## Objective
Leave out the pictures and copy each record below exactly.

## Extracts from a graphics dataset
# # #
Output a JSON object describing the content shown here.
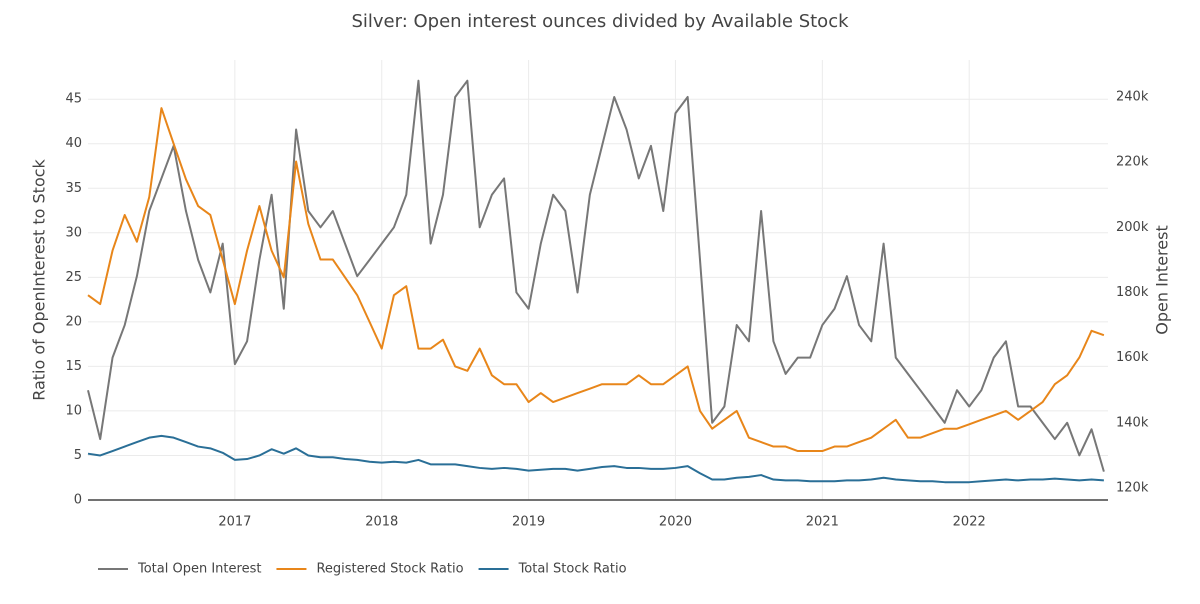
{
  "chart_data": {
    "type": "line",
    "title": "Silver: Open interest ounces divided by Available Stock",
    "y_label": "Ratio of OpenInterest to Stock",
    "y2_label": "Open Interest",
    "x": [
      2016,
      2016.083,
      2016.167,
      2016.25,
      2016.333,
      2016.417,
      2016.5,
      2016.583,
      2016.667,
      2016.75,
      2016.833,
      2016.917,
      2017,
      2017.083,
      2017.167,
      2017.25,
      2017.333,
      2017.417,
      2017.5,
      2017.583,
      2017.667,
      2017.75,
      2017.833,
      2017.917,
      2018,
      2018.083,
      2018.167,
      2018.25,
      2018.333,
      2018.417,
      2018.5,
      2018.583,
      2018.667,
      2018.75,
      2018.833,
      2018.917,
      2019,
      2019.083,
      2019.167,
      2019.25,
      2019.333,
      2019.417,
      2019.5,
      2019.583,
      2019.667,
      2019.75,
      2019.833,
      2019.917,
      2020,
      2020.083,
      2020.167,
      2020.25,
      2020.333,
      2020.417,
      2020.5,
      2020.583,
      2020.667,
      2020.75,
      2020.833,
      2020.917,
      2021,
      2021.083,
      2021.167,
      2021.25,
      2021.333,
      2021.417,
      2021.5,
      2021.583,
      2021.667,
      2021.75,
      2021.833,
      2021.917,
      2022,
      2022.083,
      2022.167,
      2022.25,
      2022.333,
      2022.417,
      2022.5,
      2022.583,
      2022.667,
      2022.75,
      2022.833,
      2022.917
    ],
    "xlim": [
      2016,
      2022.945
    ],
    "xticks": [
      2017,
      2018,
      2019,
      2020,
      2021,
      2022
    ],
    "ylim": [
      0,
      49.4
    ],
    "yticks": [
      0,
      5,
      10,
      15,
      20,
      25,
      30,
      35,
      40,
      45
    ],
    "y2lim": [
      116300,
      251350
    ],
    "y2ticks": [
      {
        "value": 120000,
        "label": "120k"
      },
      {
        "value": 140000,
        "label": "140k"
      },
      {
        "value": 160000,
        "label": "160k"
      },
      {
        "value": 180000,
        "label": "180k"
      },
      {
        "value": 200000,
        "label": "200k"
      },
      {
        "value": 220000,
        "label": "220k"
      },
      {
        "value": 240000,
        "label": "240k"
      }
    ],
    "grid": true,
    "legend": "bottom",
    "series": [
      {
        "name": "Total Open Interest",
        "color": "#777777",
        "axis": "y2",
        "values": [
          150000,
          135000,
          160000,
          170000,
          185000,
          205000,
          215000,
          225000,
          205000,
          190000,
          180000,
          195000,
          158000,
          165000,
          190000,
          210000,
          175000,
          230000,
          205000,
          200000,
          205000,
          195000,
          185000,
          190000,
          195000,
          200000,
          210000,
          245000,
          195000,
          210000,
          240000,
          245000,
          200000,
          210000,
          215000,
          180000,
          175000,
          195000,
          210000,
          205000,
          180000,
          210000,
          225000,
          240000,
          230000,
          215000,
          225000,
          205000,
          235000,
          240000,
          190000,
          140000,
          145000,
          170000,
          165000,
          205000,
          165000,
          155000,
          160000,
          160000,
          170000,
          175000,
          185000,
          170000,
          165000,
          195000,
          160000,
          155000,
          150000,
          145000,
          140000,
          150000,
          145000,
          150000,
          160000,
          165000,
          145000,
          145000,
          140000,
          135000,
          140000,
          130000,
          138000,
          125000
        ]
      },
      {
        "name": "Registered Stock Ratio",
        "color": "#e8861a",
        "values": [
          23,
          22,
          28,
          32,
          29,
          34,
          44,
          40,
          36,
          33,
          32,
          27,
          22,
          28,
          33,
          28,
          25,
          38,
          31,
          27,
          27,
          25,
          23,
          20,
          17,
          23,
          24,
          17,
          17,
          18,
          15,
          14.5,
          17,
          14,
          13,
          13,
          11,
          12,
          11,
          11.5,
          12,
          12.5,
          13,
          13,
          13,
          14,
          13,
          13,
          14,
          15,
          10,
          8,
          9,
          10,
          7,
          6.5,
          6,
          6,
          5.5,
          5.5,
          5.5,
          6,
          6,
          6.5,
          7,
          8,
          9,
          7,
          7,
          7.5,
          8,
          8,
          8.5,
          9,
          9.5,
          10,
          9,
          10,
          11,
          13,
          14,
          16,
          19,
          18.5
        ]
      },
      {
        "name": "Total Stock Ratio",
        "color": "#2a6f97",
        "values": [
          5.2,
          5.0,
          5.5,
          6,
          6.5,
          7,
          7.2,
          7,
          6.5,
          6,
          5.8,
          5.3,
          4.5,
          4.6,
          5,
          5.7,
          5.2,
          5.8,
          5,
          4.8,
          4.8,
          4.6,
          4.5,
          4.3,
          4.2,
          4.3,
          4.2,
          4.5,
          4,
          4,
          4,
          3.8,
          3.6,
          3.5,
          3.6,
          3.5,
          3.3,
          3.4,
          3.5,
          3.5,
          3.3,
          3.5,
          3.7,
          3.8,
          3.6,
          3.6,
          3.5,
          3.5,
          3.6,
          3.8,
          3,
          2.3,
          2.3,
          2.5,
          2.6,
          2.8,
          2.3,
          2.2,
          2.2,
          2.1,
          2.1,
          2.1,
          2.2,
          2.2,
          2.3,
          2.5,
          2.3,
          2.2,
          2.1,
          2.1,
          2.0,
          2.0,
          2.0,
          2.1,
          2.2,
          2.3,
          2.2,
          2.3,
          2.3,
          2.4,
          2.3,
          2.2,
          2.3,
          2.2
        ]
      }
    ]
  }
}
# # #
## Written response
Output a JSON object describing the content shown here.
{
  "chart_data": {
    "type": "line",
    "title": "Silver: Open interest ounces divided by Available Stock",
    "y_label": "Ratio of OpenInterest to Stock",
    "y2_label": "Open Interest",
    "x": [
      2016,
      2016.083,
      2016.167,
      2016.25,
      2016.333,
      2016.417,
      2016.5,
      2016.583,
      2016.667,
      2016.75,
      2016.833,
      2016.917,
      2017,
      2017.083,
      2017.167,
      2017.25,
      2017.333,
      2017.417,
      2017.5,
      2017.583,
      2017.667,
      2017.75,
      2017.833,
      2017.917,
      2018,
      2018.083,
      2018.167,
      2018.25,
      2018.333,
      2018.417,
      2018.5,
      2018.583,
      2018.667,
      2018.75,
      2018.833,
      2018.917,
      2019,
      2019.083,
      2019.167,
      2019.25,
      2019.333,
      2019.417,
      2019.5,
      2019.583,
      2019.667,
      2019.75,
      2019.833,
      2019.917,
      2020,
      2020.083,
      2020.167,
      2020.25,
      2020.333,
      2020.417,
      2020.5,
      2020.583,
      2020.667,
      2020.75,
      2020.833,
      2020.917,
      2021,
      2021.083,
      2021.167,
      2021.25,
      2021.333,
      2021.417,
      2021.5,
      2021.583,
      2021.667,
      2021.75,
      2021.833,
      2021.917,
      2022,
      2022.083,
      2022.167,
      2022.25,
      2022.333,
      2022.417,
      2022.5,
      2022.583,
      2022.667,
      2022.75,
      2022.833,
      2022.917
    ],
    "xlim": [
      2016,
      2022.945
    ],
    "xticks": [
      2017,
      2018,
      2019,
      2020,
      2021,
      2022
    ],
    "ylim": [
      0,
      49.4
    ],
    "yticks": [
      0,
      5,
      10,
      15,
      20,
      25,
      30,
      35,
      40,
      45
    ],
    "y2lim": [
      116300,
      251350
    ],
    "y2ticks": [
      {
        "value": 120000,
        "label": "120k"
      },
      {
        "value": 140000,
        "label": "140k"
      },
      {
        "value": 160000,
        "label": "160k"
      },
      {
        "value": 180000,
        "label": "180k"
      },
      {
        "value": 200000,
        "label": "200k"
      },
      {
        "value": 220000,
        "label": "220k"
      },
      {
        "value": 240000,
        "label": "240k"
      }
    ],
    "grid": true,
    "legend": "bottom",
    "series": [
      {
        "name": "Total Open Interest",
        "color": "#777777",
        "axis": "y2",
        "values": [
          150000,
          135000,
          160000,
          170000,
          185000,
          205000,
          215000,
          225000,
          205000,
          190000,
          180000,
          195000,
          158000,
          165000,
          190000,
          210000,
          175000,
          230000,
          205000,
          200000,
          205000,
          195000,
          185000,
          190000,
          195000,
          200000,
          210000,
          245000,
          195000,
          210000,
          240000,
          245000,
          200000,
          210000,
          215000,
          180000,
          175000,
          195000,
          210000,
          205000,
          180000,
          210000,
          225000,
          240000,
          230000,
          215000,
          225000,
          205000,
          235000,
          240000,
          190000,
          140000,
          145000,
          170000,
          165000,
          205000,
          165000,
          155000,
          160000,
          160000,
          170000,
          175000,
          185000,
          170000,
          165000,
          195000,
          160000,
          155000,
          150000,
          145000,
          140000,
          150000,
          145000,
          150000,
          160000,
          165000,
          145000,
          145000,
          140000,
          135000,
          140000,
          130000,
          138000,
          125000
        ]
      },
      {
        "name": "Registered Stock Ratio",
        "color": "#e8861a",
        "values": [
          23,
          22,
          28,
          32,
          29,
          34,
          44,
          40,
          36,
          33,
          32,
          27,
          22,
          28,
          33,
          28,
          25,
          38,
          31,
          27,
          27,
          25,
          23,
          20,
          17,
          23,
          24,
          17,
          17,
          18,
          15,
          14.5,
          17,
          14,
          13,
          13,
          11,
          12,
          11,
          11.5,
          12,
          12.5,
          13,
          13,
          13,
          14,
          13,
          13,
          14,
          15,
          10,
          8,
          9,
          10,
          7,
          6.5,
          6,
          6,
          5.5,
          5.5,
          5.5,
          6,
          6,
          6.5,
          7,
          8,
          9,
          7,
          7,
          7.5,
          8,
          8,
          8.5,
          9,
          9.5,
          10,
          9,
          10,
          11,
          13,
          14,
          16,
          19,
          18.5
        ]
      },
      {
        "name": "Total Stock Ratio",
        "color": "#2a6f97",
        "values": [
          5.2,
          5.0,
          5.5,
          6,
          6.5,
          7,
          7.2,
          7,
          6.5,
          6,
          5.8,
          5.3,
          4.5,
          4.6,
          5,
          5.7,
          5.2,
          5.8,
          5,
          4.8,
          4.8,
          4.6,
          4.5,
          4.3,
          4.2,
          4.3,
          4.2,
          4.5,
          4,
          4,
          4,
          3.8,
          3.6,
          3.5,
          3.6,
          3.5,
          3.3,
          3.4,
          3.5,
          3.5,
          3.3,
          3.5,
          3.7,
          3.8,
          3.6,
          3.6,
          3.5,
          3.5,
          3.6,
          3.8,
          3,
          2.3,
          2.3,
          2.5,
          2.6,
          2.8,
          2.3,
          2.2,
          2.2,
          2.1,
          2.1,
          2.1,
          2.2,
          2.2,
          2.3,
          2.5,
          2.3,
          2.2,
          2.1,
          2.1,
          2.0,
          2.0,
          2.0,
          2.1,
          2.2,
          2.3,
          2.2,
          2.3,
          2.3,
          2.4,
          2.3,
          2.2,
          2.3,
          2.2
        ]
      }
    ]
  }
}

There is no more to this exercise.